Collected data

============================================================

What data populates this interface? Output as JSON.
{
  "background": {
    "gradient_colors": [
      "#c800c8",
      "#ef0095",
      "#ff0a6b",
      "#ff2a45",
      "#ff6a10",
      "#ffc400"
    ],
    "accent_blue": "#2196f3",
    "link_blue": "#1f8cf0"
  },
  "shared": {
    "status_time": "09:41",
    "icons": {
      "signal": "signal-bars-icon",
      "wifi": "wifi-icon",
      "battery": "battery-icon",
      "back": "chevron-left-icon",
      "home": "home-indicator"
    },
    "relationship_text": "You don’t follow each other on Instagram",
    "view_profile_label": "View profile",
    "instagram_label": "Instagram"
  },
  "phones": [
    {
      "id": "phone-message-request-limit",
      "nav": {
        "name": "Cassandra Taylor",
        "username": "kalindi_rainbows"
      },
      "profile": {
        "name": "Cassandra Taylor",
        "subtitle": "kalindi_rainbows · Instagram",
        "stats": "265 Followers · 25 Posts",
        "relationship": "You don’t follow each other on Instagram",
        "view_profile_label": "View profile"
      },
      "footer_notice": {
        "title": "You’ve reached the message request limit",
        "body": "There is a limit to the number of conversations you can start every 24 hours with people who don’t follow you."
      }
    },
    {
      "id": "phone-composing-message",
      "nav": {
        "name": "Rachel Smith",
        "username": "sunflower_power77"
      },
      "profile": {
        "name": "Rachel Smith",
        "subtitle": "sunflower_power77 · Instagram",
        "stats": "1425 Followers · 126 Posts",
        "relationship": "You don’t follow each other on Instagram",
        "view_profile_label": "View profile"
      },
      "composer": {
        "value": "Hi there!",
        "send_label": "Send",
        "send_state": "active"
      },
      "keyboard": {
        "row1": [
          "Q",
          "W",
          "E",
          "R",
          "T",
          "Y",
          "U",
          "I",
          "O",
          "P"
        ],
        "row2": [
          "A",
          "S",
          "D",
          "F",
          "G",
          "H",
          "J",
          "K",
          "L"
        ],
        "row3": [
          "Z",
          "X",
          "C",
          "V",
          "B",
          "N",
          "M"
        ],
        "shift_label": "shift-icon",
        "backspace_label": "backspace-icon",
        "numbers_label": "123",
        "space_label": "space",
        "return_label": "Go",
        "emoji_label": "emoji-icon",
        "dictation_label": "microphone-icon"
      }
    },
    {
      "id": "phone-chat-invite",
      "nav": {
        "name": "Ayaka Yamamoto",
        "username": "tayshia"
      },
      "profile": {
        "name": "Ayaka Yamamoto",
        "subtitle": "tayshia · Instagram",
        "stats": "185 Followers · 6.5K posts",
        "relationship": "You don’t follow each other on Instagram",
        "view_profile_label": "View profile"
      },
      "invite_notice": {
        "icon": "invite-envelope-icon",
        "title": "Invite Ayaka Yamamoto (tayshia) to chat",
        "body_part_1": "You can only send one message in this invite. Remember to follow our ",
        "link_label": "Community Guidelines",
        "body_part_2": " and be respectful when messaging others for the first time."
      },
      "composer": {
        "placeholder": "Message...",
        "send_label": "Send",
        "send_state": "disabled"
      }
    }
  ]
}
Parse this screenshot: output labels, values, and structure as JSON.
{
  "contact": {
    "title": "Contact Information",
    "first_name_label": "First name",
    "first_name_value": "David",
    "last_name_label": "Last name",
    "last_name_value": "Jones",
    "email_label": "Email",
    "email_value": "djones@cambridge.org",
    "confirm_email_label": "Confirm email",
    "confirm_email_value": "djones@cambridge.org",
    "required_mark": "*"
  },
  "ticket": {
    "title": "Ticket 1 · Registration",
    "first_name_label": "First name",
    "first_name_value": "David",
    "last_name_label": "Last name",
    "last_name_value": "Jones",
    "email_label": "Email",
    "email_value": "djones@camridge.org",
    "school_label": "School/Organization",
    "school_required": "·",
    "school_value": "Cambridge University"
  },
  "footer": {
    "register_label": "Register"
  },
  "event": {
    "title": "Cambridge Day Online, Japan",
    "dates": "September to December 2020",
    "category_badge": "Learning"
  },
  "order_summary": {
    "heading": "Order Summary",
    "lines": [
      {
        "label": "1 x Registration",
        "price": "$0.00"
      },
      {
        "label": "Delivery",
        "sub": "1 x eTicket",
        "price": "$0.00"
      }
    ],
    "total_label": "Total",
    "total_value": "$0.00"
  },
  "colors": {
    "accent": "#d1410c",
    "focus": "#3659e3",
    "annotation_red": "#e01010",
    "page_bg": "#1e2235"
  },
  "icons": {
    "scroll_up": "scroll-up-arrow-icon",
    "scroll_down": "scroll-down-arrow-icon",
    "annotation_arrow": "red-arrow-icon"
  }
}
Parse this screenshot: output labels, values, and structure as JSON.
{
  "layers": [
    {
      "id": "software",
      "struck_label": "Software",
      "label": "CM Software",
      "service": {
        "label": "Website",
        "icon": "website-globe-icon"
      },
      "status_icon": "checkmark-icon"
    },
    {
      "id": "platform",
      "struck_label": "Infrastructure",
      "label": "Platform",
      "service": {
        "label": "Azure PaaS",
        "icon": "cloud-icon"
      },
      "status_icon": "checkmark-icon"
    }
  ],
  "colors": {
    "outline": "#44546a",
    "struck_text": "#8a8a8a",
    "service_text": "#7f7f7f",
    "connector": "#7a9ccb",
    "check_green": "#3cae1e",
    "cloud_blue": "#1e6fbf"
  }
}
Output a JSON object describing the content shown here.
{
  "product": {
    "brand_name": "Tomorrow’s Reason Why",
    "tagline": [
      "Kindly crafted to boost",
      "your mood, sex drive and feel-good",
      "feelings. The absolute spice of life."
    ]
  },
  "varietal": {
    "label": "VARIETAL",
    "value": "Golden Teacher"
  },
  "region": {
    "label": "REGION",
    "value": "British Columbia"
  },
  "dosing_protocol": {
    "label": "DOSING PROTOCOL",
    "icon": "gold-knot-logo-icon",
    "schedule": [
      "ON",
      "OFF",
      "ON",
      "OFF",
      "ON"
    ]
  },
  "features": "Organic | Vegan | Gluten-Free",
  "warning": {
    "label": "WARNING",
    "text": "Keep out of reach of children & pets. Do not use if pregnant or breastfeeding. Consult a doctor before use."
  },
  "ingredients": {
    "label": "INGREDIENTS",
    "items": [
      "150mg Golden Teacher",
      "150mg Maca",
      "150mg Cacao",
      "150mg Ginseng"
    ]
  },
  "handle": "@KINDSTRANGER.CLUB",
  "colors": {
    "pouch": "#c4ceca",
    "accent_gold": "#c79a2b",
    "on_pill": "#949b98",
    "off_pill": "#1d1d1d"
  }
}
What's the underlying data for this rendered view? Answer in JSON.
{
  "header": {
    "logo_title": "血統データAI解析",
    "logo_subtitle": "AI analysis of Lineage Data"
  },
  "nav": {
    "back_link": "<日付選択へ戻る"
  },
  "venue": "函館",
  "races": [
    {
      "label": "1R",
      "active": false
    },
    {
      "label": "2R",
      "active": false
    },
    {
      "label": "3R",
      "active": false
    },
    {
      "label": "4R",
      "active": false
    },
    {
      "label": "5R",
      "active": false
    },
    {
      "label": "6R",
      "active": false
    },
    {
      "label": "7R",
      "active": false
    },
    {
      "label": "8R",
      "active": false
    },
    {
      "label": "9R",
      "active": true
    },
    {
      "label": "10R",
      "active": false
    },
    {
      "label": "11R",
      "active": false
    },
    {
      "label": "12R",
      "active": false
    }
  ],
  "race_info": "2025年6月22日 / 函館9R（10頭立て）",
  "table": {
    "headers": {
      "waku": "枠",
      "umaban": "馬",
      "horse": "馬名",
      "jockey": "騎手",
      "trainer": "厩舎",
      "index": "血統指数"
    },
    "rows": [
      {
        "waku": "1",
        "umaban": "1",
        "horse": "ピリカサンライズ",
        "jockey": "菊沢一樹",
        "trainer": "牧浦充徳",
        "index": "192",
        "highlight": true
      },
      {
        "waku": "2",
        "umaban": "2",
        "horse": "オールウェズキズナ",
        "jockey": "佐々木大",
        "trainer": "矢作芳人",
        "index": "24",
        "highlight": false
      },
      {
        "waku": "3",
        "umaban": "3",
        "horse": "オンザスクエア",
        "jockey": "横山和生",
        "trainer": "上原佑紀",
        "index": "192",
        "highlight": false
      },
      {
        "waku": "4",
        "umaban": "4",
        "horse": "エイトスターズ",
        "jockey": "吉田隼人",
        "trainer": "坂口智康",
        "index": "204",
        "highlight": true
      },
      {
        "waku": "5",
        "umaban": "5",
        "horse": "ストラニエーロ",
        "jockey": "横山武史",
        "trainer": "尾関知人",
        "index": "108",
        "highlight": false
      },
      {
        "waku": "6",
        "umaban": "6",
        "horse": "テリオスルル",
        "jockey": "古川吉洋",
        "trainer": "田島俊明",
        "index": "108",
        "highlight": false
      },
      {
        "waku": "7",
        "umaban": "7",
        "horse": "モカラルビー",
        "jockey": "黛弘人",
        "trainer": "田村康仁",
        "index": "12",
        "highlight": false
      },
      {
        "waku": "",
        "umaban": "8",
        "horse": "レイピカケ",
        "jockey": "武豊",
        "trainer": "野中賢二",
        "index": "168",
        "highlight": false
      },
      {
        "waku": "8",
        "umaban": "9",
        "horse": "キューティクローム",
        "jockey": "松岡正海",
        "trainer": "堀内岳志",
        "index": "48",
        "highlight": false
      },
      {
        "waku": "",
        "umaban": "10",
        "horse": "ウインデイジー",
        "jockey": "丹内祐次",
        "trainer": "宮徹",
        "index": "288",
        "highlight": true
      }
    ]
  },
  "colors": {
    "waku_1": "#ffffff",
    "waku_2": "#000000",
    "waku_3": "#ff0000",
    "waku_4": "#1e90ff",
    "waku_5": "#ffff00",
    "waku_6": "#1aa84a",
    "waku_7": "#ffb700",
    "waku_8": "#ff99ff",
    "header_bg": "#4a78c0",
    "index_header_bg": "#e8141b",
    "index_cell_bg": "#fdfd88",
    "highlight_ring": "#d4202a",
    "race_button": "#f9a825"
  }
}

============================================================

Give the number of lines in the records that contain the string "horse", and nothing besides.

#### FINISHED ANSWER:
11